(Recorded data)

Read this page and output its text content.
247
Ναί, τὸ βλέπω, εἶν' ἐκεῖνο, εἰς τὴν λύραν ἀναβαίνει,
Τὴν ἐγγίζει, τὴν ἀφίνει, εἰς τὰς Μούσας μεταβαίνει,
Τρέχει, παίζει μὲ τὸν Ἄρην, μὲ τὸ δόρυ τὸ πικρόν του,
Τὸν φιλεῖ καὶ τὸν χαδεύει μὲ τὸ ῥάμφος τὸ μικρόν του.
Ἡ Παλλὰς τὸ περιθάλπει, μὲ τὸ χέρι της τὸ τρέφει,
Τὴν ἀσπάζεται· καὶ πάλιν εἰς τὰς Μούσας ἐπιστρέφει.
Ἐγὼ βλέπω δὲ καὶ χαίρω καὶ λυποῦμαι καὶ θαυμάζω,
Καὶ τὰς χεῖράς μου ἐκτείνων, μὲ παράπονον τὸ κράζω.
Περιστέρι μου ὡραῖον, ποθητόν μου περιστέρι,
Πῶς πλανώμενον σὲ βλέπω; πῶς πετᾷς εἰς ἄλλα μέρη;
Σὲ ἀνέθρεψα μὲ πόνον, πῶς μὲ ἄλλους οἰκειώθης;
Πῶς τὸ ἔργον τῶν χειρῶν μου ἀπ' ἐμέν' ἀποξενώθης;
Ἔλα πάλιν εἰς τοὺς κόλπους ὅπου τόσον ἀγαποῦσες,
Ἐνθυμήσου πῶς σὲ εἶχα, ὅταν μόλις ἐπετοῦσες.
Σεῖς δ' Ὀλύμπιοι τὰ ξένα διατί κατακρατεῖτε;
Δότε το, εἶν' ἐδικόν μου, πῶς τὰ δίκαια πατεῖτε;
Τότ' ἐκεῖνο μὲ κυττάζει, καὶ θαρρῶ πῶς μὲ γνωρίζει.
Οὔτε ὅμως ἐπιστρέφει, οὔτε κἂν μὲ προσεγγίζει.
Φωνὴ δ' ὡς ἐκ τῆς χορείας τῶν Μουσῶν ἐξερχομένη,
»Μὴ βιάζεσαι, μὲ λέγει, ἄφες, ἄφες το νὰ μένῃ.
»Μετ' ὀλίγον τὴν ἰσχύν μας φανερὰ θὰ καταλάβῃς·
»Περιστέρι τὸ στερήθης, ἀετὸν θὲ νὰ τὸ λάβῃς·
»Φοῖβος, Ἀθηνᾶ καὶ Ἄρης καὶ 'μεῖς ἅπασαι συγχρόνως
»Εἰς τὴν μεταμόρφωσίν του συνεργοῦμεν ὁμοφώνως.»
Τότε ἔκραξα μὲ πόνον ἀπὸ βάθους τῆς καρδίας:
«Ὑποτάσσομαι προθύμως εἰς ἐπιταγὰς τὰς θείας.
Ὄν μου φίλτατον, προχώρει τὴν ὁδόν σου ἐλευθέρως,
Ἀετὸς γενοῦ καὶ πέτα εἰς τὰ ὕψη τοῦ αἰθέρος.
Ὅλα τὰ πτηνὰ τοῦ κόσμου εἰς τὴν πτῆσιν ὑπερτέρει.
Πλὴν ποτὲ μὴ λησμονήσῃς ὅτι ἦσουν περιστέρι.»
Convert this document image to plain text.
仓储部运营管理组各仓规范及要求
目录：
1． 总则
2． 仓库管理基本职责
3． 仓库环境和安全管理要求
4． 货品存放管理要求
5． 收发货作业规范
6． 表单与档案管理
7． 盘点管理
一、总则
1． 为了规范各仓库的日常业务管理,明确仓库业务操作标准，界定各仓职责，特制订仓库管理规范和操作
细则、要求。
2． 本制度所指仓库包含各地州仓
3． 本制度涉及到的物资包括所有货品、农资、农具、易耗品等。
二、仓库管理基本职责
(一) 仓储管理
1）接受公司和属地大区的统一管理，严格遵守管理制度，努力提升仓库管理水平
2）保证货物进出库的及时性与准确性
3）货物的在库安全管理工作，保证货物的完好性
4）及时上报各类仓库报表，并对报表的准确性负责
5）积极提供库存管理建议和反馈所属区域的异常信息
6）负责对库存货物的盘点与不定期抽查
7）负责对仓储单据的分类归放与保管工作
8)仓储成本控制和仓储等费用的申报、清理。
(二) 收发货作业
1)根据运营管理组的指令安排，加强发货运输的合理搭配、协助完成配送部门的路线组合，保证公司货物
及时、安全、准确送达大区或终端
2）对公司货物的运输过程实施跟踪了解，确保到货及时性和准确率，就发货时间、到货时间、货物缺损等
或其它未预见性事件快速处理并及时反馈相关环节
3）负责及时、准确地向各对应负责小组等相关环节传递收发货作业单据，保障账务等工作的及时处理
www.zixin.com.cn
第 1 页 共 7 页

Description of the task: Copy each line above that contains the string "this".

Answer for the task:
Read this page and output its text content.
Convert this document image to plain text.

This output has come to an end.